— Excerpt provided —
○ ○ ○ ○ ○

Then, our algorithm works as follows: we start at the bottom of the sea, right after we have painted the ground plane. A second additive, blended pass is used to render the caustic on top of that. To do so, we create a mesh with the same granularity as the wave mesh, and which will be colored per-vertex with the caustic value: zero means no lighting, one means a beam of very focused light hit the sea bottom. To construct this lighting, backwards ray tracing is used: for each vertex of the said mesh, we project it vertically until we reach the wave point located right on top of it. Then, we compute the normal of the wave at that point using finite differences. With the vector and the normal, and using Snell's Law (remember the IOR for water is 1.33333) we can create secondary rays, which travel from the wave into the air. These rays are potential candidates for bringing illumination onto the ocean floor. To test them, we compute the angle between them and the vertical. As the Sun disk is very far away, we can simply use this angle as a measure of illumination: the closer to the vertical, the more light that comes from that direction into the ocean.

○ ○ ○ ○ ○

— Written instruction A —
In the excerpt on rendering caustics, what index of refraction is given for water?
The excerpt and the listing have no connection to each other.

Boxed element listing
○ ○ ○ ○ ○

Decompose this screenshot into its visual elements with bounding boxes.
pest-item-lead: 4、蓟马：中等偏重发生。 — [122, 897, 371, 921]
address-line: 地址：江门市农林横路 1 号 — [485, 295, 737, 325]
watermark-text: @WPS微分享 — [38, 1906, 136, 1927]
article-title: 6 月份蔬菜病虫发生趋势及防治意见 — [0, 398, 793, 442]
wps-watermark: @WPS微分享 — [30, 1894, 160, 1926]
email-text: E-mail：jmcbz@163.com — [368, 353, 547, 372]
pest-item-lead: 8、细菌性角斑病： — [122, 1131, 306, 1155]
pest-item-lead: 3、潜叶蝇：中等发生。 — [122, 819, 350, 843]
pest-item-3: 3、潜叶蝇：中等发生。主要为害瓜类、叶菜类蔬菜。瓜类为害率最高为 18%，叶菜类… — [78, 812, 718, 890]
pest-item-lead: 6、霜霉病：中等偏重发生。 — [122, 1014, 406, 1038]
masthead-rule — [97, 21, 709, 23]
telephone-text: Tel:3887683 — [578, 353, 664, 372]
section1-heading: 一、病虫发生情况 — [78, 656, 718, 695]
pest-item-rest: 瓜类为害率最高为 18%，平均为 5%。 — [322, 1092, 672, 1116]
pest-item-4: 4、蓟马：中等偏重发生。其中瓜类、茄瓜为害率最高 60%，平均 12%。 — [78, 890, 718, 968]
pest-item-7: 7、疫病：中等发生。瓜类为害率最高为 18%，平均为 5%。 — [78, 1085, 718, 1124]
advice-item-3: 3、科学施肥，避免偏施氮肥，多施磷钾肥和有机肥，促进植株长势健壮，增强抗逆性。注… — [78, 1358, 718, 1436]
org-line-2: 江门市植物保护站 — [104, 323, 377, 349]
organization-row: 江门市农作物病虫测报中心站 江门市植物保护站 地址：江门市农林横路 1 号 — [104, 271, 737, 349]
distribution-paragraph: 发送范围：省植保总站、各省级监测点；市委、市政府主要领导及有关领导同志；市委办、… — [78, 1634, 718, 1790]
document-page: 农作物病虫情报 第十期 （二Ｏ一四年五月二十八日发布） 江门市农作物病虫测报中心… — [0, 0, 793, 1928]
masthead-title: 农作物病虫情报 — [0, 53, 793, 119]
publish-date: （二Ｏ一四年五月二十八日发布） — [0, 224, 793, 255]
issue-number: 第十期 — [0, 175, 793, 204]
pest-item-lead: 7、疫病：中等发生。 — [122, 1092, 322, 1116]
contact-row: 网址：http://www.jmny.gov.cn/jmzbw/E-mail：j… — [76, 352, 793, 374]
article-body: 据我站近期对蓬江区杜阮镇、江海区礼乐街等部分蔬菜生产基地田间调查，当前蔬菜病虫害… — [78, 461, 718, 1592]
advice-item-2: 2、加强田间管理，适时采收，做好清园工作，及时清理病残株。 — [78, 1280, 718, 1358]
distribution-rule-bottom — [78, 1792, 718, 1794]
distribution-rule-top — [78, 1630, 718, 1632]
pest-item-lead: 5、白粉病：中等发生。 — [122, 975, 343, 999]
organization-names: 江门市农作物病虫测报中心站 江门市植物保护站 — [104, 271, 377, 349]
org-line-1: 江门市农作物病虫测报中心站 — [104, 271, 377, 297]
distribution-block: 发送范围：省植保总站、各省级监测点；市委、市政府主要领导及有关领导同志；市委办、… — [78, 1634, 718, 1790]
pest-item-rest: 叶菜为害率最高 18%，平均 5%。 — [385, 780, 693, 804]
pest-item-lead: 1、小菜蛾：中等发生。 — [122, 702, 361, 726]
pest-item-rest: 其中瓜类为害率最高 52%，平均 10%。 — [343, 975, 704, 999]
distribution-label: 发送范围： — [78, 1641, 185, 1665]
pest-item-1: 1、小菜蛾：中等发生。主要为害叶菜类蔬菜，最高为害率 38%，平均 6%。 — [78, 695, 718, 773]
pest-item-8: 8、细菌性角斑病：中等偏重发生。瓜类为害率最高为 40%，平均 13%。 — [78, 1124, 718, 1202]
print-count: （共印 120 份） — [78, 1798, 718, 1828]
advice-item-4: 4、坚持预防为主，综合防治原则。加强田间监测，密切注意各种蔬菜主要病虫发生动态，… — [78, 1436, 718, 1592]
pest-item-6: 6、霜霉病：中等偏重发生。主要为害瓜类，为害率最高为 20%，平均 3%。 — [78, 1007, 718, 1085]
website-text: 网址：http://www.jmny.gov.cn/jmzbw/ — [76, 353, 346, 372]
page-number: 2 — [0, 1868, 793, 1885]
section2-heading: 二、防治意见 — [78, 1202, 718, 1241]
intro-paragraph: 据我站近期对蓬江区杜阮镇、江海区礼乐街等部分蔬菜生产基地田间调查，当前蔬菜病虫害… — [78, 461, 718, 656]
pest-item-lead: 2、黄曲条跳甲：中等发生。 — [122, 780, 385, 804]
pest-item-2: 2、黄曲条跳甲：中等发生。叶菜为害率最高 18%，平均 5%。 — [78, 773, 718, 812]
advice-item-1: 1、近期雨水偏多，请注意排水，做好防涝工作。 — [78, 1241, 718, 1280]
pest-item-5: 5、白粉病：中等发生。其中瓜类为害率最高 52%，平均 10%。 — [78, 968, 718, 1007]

○ ○ ○ ○ ○

— Written instruction B —
Rewrite the listing from its start through the line containing "article-title: 6 月份蔬菜病虫发生趋势及防治意见", replacing "screenshot" with "image" and leaving everything else the same.

— Exercise solution A —
1.33333

— Exercise solution B —
Decompose this image into its visual elements with bounding boxes.
pest-item-lead: 4、蓟马：中等偏重发生。 — [122, 897, 371, 921]
address-line: 地址：江门市农林横路 1 号 — [485, 295, 737, 325]
watermark-text: @WPS微分享 — [38, 1906, 136, 1927]
article-title: 6 月份蔬菜病虫发生趋势及防治意见 — [0, 398, 793, 442]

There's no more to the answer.